## [Part of a data file]
— start —

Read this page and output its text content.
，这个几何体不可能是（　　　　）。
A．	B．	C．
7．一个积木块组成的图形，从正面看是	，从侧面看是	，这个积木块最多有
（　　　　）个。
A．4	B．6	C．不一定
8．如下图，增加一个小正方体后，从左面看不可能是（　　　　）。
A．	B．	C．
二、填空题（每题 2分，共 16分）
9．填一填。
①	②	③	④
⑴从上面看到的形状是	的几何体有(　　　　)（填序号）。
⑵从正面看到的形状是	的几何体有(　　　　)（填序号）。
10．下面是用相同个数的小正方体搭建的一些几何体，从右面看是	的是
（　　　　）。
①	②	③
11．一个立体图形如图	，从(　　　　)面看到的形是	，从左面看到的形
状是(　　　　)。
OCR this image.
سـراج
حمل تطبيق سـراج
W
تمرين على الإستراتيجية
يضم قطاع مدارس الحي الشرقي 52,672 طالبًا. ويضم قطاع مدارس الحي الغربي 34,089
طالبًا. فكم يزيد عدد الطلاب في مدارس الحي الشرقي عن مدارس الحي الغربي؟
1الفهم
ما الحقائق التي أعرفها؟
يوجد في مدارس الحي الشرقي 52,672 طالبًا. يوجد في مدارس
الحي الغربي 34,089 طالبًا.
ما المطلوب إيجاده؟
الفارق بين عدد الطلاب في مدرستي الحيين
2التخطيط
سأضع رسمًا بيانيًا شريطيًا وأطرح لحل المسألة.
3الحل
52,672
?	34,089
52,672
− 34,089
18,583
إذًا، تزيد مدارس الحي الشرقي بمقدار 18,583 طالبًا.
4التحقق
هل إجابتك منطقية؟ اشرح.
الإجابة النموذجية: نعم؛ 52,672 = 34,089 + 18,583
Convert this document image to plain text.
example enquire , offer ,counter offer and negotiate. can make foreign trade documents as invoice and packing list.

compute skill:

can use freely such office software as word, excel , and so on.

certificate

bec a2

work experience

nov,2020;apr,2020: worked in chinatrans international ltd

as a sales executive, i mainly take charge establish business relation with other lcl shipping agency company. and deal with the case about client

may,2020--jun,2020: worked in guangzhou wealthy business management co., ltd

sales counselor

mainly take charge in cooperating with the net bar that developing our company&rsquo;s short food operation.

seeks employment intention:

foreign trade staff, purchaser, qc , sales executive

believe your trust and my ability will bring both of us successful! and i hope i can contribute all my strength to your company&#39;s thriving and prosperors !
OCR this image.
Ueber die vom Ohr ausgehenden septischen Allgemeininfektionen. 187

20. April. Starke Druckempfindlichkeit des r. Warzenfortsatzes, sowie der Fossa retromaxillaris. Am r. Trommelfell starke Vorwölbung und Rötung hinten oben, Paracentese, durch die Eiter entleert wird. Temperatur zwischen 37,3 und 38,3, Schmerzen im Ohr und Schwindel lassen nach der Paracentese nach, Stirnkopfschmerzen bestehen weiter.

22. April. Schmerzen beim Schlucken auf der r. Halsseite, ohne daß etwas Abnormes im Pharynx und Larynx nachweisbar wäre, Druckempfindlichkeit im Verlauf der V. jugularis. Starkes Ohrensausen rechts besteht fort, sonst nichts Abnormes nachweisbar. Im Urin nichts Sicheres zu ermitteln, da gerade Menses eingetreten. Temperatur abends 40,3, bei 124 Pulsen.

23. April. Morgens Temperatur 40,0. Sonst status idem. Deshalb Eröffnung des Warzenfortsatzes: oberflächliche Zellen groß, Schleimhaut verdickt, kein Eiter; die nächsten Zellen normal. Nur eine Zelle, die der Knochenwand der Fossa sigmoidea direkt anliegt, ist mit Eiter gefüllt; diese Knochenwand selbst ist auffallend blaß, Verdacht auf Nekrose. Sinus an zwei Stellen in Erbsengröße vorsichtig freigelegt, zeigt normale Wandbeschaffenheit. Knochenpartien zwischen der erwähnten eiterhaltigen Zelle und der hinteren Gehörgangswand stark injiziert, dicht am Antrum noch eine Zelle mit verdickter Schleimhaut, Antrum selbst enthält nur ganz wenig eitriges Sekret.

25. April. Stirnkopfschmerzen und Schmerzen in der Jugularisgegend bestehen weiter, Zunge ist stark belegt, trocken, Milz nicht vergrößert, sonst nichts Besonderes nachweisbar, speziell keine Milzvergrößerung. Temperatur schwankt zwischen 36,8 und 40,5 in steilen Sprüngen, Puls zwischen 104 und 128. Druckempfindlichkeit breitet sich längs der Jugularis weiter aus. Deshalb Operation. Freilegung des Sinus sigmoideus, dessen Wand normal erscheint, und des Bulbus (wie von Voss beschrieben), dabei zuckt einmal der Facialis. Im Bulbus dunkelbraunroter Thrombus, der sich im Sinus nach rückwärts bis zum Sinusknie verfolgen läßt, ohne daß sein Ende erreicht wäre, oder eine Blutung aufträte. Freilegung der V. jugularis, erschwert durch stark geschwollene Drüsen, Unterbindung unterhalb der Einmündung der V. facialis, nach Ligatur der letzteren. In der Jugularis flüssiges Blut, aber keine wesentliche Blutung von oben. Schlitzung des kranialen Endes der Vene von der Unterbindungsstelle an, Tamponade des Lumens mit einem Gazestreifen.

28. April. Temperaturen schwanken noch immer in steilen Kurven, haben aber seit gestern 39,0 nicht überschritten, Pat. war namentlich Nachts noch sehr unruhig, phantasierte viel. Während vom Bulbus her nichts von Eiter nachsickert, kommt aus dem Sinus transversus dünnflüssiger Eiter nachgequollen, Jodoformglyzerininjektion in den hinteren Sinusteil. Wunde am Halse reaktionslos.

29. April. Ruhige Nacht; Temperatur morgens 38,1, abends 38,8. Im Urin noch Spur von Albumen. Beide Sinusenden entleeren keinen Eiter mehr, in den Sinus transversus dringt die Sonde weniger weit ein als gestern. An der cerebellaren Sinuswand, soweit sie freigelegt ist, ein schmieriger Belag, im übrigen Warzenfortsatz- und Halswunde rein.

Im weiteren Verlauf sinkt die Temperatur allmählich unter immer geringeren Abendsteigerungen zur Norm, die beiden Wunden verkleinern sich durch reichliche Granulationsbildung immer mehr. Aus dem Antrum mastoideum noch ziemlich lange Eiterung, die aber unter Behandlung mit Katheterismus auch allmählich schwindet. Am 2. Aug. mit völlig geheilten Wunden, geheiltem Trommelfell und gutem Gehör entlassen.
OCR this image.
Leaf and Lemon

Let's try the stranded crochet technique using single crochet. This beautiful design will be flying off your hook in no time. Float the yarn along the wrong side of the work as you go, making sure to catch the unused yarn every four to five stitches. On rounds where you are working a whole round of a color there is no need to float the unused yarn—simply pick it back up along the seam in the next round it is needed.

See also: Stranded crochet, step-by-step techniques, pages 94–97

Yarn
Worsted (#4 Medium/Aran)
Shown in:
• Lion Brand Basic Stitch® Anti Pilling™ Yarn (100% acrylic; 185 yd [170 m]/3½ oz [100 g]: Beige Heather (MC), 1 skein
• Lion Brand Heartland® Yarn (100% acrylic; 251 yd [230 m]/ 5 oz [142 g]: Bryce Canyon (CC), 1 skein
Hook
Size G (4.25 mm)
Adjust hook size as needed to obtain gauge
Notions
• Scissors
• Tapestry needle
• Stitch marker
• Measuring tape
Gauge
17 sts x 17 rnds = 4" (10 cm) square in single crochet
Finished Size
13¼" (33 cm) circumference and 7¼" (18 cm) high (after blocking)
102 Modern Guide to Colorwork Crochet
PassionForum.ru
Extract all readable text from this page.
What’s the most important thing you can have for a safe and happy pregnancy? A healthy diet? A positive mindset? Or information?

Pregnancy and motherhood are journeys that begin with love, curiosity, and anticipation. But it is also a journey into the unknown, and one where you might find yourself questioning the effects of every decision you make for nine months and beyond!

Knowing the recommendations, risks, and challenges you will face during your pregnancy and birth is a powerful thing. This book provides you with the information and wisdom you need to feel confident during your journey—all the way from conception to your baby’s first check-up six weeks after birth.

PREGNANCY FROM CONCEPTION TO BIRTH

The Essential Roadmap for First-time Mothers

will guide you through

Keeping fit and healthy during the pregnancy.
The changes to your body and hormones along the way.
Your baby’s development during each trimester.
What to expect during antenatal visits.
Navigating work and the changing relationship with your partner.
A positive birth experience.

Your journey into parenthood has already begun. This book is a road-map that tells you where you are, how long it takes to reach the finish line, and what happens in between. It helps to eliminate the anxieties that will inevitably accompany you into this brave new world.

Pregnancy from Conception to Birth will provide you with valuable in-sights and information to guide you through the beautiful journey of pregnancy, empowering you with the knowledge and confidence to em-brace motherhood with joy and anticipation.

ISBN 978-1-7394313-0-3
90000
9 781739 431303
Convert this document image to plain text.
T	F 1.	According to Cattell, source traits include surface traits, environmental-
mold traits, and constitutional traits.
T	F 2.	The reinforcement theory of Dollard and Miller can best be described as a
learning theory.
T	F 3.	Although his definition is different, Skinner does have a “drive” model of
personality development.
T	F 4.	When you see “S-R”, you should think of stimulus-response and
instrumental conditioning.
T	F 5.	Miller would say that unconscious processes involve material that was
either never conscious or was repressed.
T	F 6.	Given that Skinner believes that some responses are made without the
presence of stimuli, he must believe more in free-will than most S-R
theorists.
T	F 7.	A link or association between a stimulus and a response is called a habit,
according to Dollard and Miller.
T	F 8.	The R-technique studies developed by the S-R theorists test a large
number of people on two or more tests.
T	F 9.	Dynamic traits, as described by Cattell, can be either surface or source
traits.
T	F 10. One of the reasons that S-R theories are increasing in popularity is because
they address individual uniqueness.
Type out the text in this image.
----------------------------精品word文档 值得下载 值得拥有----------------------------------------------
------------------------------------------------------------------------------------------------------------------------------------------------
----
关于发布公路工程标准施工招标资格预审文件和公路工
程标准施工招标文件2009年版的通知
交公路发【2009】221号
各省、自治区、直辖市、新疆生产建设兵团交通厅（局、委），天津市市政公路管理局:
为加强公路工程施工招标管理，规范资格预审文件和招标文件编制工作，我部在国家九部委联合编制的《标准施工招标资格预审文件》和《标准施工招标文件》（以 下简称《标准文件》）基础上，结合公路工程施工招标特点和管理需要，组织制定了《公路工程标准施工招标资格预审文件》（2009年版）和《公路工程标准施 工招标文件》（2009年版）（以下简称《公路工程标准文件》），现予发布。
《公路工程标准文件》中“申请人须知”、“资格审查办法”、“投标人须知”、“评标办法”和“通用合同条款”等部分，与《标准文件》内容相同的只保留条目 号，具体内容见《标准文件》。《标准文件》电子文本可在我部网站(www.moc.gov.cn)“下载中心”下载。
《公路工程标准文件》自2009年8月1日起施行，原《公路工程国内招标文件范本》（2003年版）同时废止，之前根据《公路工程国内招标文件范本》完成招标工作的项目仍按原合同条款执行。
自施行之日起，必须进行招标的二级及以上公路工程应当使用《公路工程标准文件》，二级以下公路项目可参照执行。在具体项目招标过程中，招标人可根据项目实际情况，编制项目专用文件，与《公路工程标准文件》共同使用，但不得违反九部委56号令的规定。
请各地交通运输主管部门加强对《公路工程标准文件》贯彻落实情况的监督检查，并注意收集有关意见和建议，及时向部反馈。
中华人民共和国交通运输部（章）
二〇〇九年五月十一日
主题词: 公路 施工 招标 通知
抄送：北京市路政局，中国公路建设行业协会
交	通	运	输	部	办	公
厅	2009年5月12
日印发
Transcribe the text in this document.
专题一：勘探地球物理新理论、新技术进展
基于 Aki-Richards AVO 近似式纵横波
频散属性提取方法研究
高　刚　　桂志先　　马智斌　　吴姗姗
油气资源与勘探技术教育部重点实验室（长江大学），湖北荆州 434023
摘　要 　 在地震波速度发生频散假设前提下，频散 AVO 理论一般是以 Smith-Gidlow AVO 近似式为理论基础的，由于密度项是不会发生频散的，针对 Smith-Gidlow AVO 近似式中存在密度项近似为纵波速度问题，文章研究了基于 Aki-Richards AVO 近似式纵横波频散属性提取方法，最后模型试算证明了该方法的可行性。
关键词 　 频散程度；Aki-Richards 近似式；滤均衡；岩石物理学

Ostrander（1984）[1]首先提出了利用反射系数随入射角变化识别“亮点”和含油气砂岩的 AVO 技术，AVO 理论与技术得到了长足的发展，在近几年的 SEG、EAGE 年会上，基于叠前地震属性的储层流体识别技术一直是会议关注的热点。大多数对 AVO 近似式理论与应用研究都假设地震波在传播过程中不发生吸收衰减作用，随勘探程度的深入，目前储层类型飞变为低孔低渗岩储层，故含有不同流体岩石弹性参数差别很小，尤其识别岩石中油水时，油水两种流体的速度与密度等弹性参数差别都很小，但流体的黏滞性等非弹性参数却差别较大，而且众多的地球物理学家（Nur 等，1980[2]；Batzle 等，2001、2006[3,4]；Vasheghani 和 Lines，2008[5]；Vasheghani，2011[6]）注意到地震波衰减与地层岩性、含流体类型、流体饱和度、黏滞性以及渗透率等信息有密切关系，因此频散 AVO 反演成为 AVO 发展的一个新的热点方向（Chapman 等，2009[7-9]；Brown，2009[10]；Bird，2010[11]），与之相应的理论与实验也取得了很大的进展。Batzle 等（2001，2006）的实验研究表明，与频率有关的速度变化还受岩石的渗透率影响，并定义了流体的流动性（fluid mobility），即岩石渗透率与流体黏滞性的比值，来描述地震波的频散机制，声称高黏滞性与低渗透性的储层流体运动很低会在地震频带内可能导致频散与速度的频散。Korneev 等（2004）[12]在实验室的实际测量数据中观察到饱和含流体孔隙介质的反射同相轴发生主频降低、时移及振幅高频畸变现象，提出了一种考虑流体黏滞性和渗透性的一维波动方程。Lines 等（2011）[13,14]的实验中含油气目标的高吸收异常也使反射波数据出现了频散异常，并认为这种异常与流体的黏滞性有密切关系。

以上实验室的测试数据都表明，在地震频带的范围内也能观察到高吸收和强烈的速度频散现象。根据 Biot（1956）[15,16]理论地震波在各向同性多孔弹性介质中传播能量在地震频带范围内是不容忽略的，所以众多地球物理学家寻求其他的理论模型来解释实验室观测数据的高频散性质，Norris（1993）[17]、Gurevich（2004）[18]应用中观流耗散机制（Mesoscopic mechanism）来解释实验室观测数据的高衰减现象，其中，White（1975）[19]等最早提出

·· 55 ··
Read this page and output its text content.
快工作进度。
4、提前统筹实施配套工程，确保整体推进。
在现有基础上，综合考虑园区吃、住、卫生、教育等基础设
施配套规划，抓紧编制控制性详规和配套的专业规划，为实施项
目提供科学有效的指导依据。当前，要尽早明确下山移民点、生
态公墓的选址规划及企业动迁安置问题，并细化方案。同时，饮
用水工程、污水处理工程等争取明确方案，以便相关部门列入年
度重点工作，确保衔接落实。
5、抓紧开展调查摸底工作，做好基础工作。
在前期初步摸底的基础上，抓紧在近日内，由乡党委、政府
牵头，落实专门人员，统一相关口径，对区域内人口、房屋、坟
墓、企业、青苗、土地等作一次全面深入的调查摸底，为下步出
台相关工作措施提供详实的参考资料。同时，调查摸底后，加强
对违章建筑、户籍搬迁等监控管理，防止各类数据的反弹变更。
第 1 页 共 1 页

— end —

Copy all lines from the material that include "Warzenfortsatzes".

20. April. Starke Druckempfindlichkeit des r. Warzenfortsatzes, sowie der Fossa retromaxillaris. Am r. Trommelfell starke Vorwölbung und Rötung hinten oben, Paracentese, durch die Eiter entleert wird. Temperatur zwischen 37,3 und 38,3, Schmerzen im Ohr und Schwindel lassen nach der Paracentese nach, Stirnkopfschmerzen bestehen weiter.
23. April. Morgens Temperatur 40,0. Sonst status idem. Deshalb Eröffnung des Warzenfortsatzes: oberflächliche Zellen groß, Schleimhaut verdickt, kein Eiter; die nächsten Zellen normal. Nur eine Zelle, die der Knochenwand der Fossa sigmoidea direkt anliegt, ist mit Eiter gefüllt; diese Knochenwand selbst ist auffallend blaß, Verdacht auf Nekrose. Sinus an zwei Stellen in Erbsengröße vorsichtig freigelegt, zeigt normale Wandbeschaffenheit. Knochenpartien zwischen der erwähnten eiterhaltigen Zelle und der hinteren Gehörgangswand stark injiziert, dicht am Antrum noch eine Zelle mit verdickter Schleimhaut, Antrum selbst enthält nur ganz wenig eitriges Sekret.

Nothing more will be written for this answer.